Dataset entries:
┌──

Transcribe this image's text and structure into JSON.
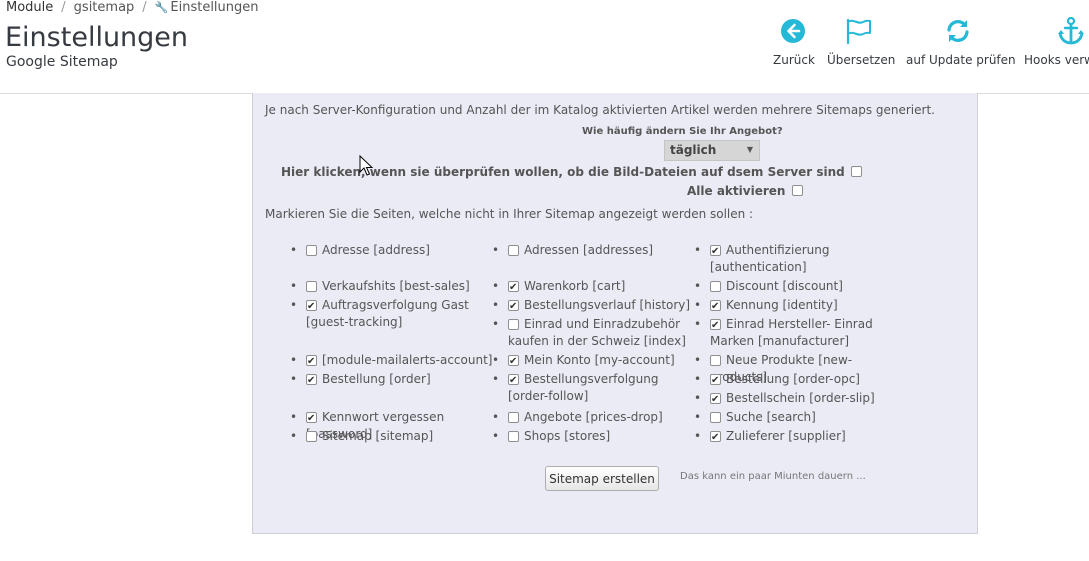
{
  "breadcrumb": {
    "items": [
      "Module",
      "gsitemap",
      "Einstellungen"
    ]
  },
  "header": {
    "title": "Einstellungen",
    "subtitle": "Google Sitemap"
  },
  "toolbar": {
    "back": "Zurück",
    "translate": "Übersetzen",
    "update": "auf Update prüfen",
    "hooks": "Hooks verw"
  },
  "form": {
    "info": "Je nach Server-Konfiguration und Anzahl der im Katalog aktivierten Artikel werden mehrere Sitemaps generiert.",
    "frequency_label": "Wie häufig ändern Sie Ihr Angebot?",
    "frequency_value": "täglich",
    "image_check_label": "Hier klicken, wenn sie überprüfen wollen, ob die Bild-Dateien auf dsem Server sind",
    "activate_all_label": "Alle aktivieren",
    "mark_pages_text": "Markieren Sie die Seiten, welche nicht in Ihrer Sitemap angezeigt werden sollen :",
    "pages": [
      {
        "label": "Adresse [address]",
        "checked": false
      },
      {
        "label": "Adressen [addresses]",
        "checked": false
      },
      {
        "label": "Authentifizierung [authentication]",
        "checked": true
      },
      {
        "label": "Verkaufshits [best-sales]",
        "checked": false
      },
      {
        "label": "Warenkorb [cart]",
        "checked": true
      },
      {
        "label": "Discount [discount]",
        "checked": false
      },
      {
        "label": "Auftragsverfolgung Gast [guest-tracking]",
        "checked": true
      },
      {
        "label": "Bestellungsverlauf [history]",
        "checked": true
      },
      {
        "label": "Kennung [identity]",
        "checked": true
      },
      {
        "label": "Einrad und Einradzubehör kaufen in der Schweiz [index]",
        "checked": false
      },
      {
        "label": "Einrad Hersteller- Einrad Marken [manufacturer]",
        "checked": true
      },
      {
        "label": "[module-mailalerts-account]",
        "checked": true
      },
      {
        "label": "Mein Konto [my-account]",
        "checked": true
      },
      {
        "label": "Neue Produkte [new-products]",
        "checked": false
      },
      {
        "label": "Bestellung [order]",
        "checked": true
      },
      {
        "label": "Bestellungsverfolgung [order-follow]",
        "checked": true
      },
      {
        "label": "Bestellung [order-opc]",
        "checked": true
      },
      {
        "label": "Kennwort vergessen [password]",
        "checked": true
      },
      {
        "label": "Angebote [prices-drop]",
        "checked": false
      },
      {
        "label": "Bestellschein [order-slip]",
        "checked": true
      },
      {
        "label": "Sitemap [sitemap]",
        "checked": false
      },
      {
        "label": "Shops [stores]",
        "checked": false
      },
      {
        "label": "Suche [search]",
        "checked": false
      },
      {
        "label": "Zulieferer [supplier]",
        "checked": true
      }
    ],
    "generate_button": "Sitemap erstellen",
    "generate_note": "Das kann ein paar Miunten dauern ..."
  },
  "colors": {
    "accent": "#25b9d7",
    "panel": "#ebebf6"
  }
}
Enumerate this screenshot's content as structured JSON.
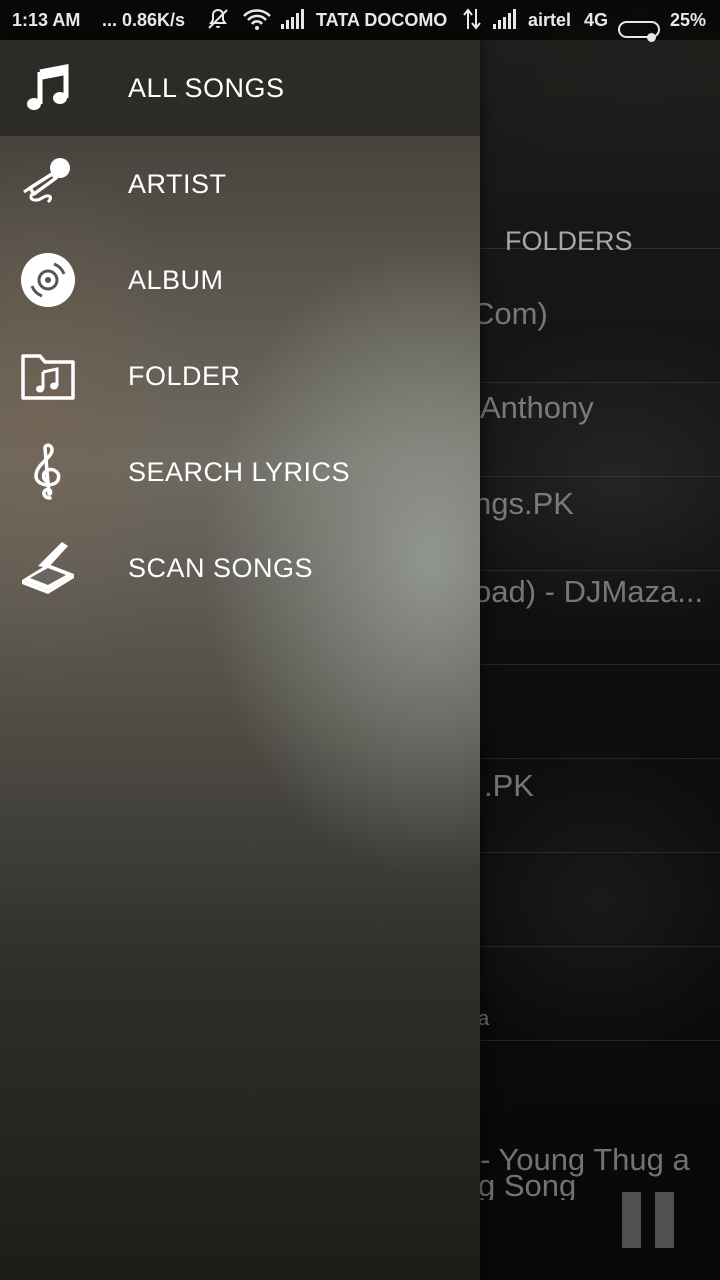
{
  "status_bar": {
    "time": "1:13 AM",
    "speed": "... 0.86K/s",
    "carrier1": "TATA DOCOMO",
    "carrier2": "airtel",
    "network_type": "4G",
    "battery_percent": "25%",
    "battery_level": 0.25
  },
  "background": {
    "tab_label": "FOLDERS",
    "song_rows": [
      "Com)",
      "Anthony",
      "ngs.PK",
      "oad) - DJMaza...",
      "",
      ".PK",
      "",
      "a",
      "- Young Thug a",
      "g Song"
    ]
  },
  "drawer": {
    "items": [
      {
        "label": "ALL SONGS",
        "icon": "music-note-icon",
        "selected": true
      },
      {
        "label": "ARTIST",
        "icon": "microphone-icon",
        "selected": false
      },
      {
        "label": "ALBUM",
        "icon": "disc-icon",
        "selected": false
      },
      {
        "label": "FOLDER",
        "icon": "music-folder-icon",
        "selected": false
      },
      {
        "label": "SEARCH LYRICS",
        "icon": "treble-clef-icon",
        "selected": false
      },
      {
        "label": "SCAN SONGS",
        "icon": "scanner-icon",
        "selected": false
      }
    ]
  },
  "colors": {
    "drawer_text": "#ffffff",
    "status_text": "#e8e8e8",
    "selected_bg": "#28261f"
  }
}
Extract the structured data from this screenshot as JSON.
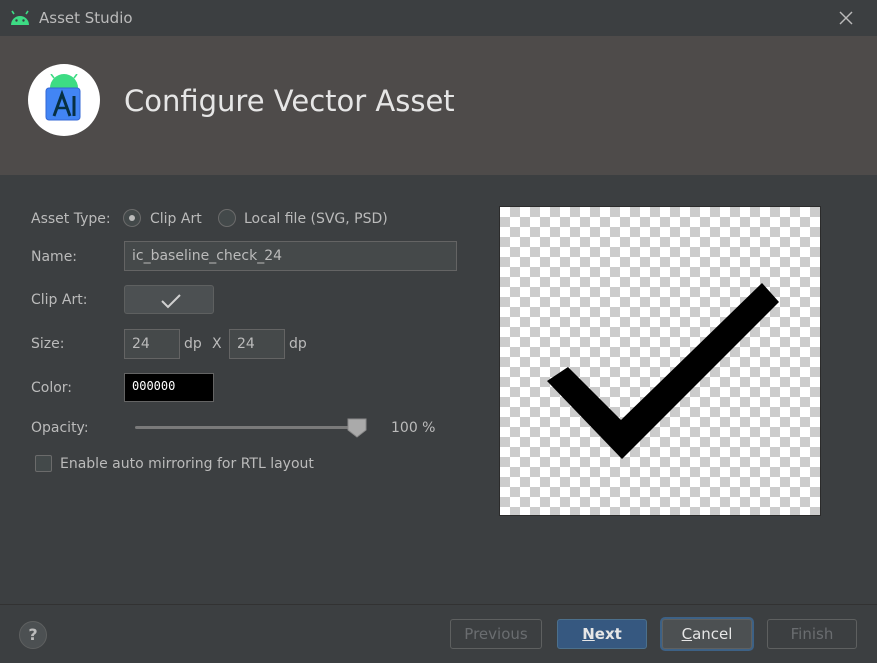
{
  "window": {
    "title": "Asset Studio"
  },
  "header": {
    "heading": "Configure Vector Asset"
  },
  "form": {
    "asset_type_label": "Asset Type:",
    "asset_type_options": [
      {
        "label": "Clip Art",
        "selected": true
      },
      {
        "label": "Local file (SVG, PSD)",
        "selected": false
      }
    ],
    "name_label": "Name:",
    "name_value": "ic_baseline_check_24",
    "clip_art_label": "Clip Art:",
    "clip_art_icon": "check-icon",
    "size_label": "Size:",
    "size_width": "24",
    "size_height": "24",
    "size_unit": "dp",
    "size_separator": "X",
    "color_label": "Color:",
    "color_value": "000000",
    "opacity_label": "Opacity:",
    "opacity_value": 100,
    "opacity_text": "100 %",
    "auto_mirror_label": "Enable auto mirroring for RTL layout",
    "auto_mirror_checked": false
  },
  "preview": {
    "icon": "check-icon",
    "color": "#000000"
  },
  "footer": {
    "help_label": "?",
    "previous_label": "Previous",
    "next_label": "Next",
    "cancel_label": "Cancel",
    "finish_label": "Finish"
  },
  "colors": {
    "background": "#3c3f41",
    "header_background": "#4e4b4a",
    "primary_button": "#365880",
    "android_green": "#3ddc84"
  }
}
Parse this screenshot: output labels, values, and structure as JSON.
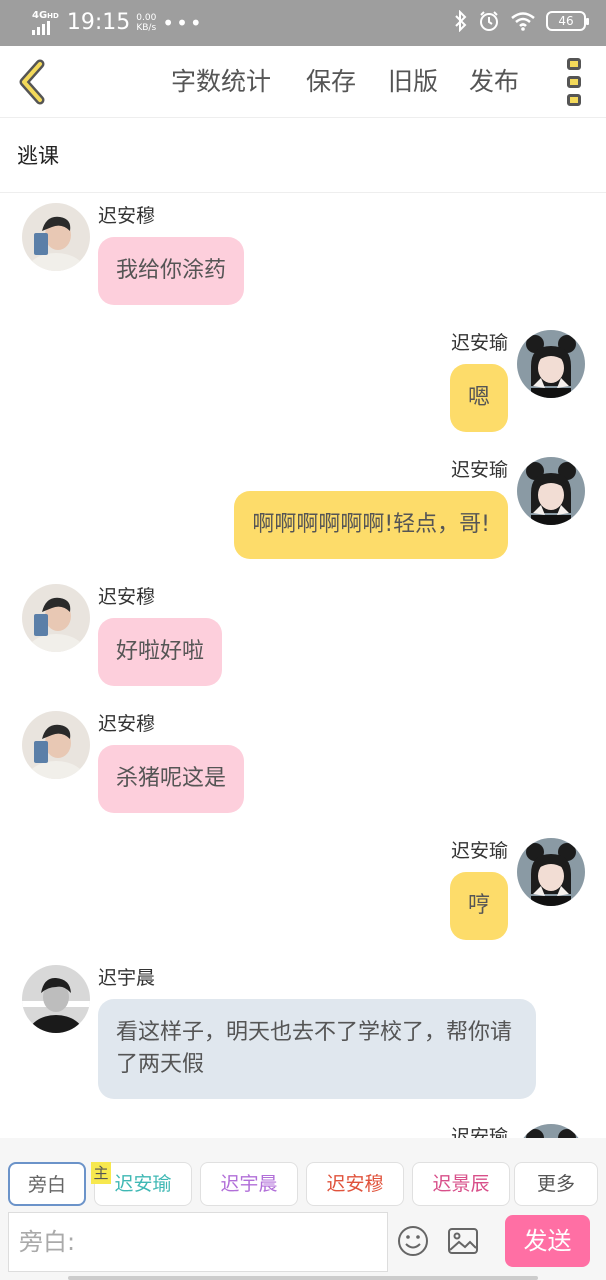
{
  "status_bar": {
    "network": "4G",
    "network_sup": "HD",
    "time": "19:15",
    "speed_value": "0.00",
    "speed_unit": "KB/s",
    "more_dots": "•••",
    "battery": "46"
  },
  "toolbar": {
    "word_count": "字数统计",
    "save": "保存",
    "old_version": "旧版",
    "publish": "发布"
  },
  "story": {
    "title": "逃课"
  },
  "messages": [
    {
      "side": "left",
      "name": "迟安穆",
      "text": "我给你涂药",
      "color": "pink",
      "avatar": "boy-phone"
    },
    {
      "side": "right",
      "name": "迟安瑜",
      "text": "嗯",
      "color": "yellow",
      "avatar": "girl-buns"
    },
    {
      "side": "right",
      "name": "迟安瑜",
      "text": "啊啊啊啊啊啊!轻点，哥!",
      "color": "yellow",
      "avatar": "girl-buns"
    },
    {
      "side": "left",
      "name": "迟安穆",
      "text": "好啦好啦",
      "color": "pink",
      "avatar": "boy-phone"
    },
    {
      "side": "left",
      "name": "迟安穆",
      "text": "杀猪呢这是",
      "color": "pink",
      "avatar": "boy-phone"
    },
    {
      "side": "right",
      "name": "迟安瑜",
      "text": "哼",
      "color": "yellow",
      "avatar": "girl-buns"
    },
    {
      "side": "left",
      "name": "迟宇晨",
      "text": "看这样子，明天也去不了学校了，帮你请了两天假",
      "color": "blue",
      "avatar": "boy-dark"
    },
    {
      "side": "right",
      "name": "迟安瑜",
      "text": "",
      "color": "yellow",
      "avatar": "girl-buns"
    }
  ],
  "roles": [
    {
      "label": "旁白",
      "color": "#666666"
    },
    {
      "label": "迟安瑜",
      "color": "#3fb8b4"
    },
    {
      "label": "迟宇晨",
      "color": "#b16fd8"
    },
    {
      "label": "迟安穆",
      "color": "#e0533c"
    },
    {
      "label": "迟景辰",
      "color": "#d8508a"
    },
    {
      "label": "更多",
      "color": "#555555"
    }
  ],
  "master_tag": "主",
  "composer": {
    "placeholder": "旁白:",
    "send": "发送"
  },
  "colors": {
    "pink_bubble": "#fdcfdc",
    "yellow_bubble": "#fddc6a",
    "blue_bubble": "#e0e7ee",
    "send_button": "#ff6fa4",
    "menu_accent": "#f3d95a"
  }
}
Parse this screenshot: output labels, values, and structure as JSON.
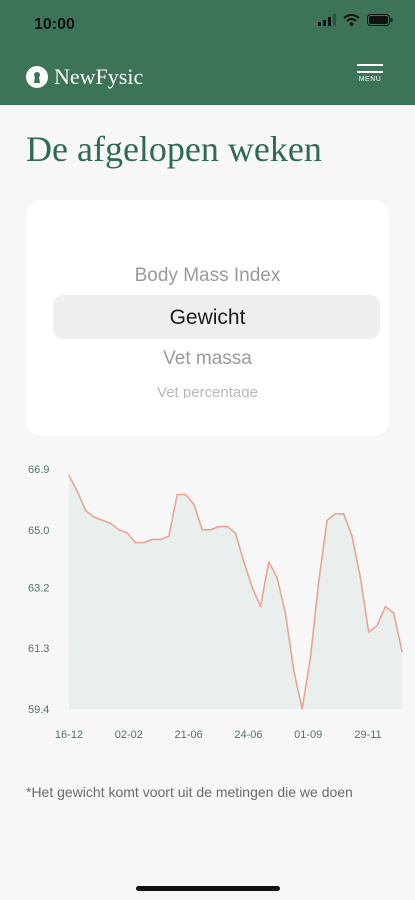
{
  "status_bar": {
    "time": "10:00"
  },
  "header": {
    "brand": "NewFysic",
    "menu_label": "MENU"
  },
  "page_title": "De afgelopen weken",
  "picker": {
    "options": [
      "Body Mass Index",
      "Gewicht",
      "Vet massa",
      "Vet percentage"
    ],
    "selected": "Gewicht"
  },
  "chart_data": {
    "type": "area",
    "title": "",
    "xlabel": "",
    "ylabel": "",
    "y_ticks": [
      "66.9",
      "65.0",
      "63.2",
      "61.3",
      "59.4"
    ],
    "ylim": [
      59.4,
      66.9
    ],
    "x_ticks": [
      "16-12",
      "02-02",
      "21-06",
      "24-06",
      "01-09",
      "29-11"
    ],
    "values": [
      66.7,
      66.2,
      65.6,
      65.4,
      65.3,
      65.2,
      65.0,
      64.9,
      64.6,
      64.6,
      64.7,
      64.7,
      64.8,
      66.1,
      66.1,
      65.8,
      65.0,
      65.0,
      65.1,
      65.1,
      64.9,
      64.0,
      63.2,
      62.6,
      64.0,
      63.5,
      62.4,
      60.6,
      59.4,
      61.0,
      63.4,
      65.3,
      65.5,
      65.5,
      64.8,
      63.5,
      61.8,
      62.0,
      62.6,
      62.4,
      61.2
    ],
    "grid": false,
    "line_color": "#e8a594",
    "fill_color": "#e9efec"
  },
  "footnote": "*Het gewicht komt voort uit de metingen die we doen"
}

└──

Task requirements: Find every line holding the word "this"; give their count and nothing else.

Task result: 5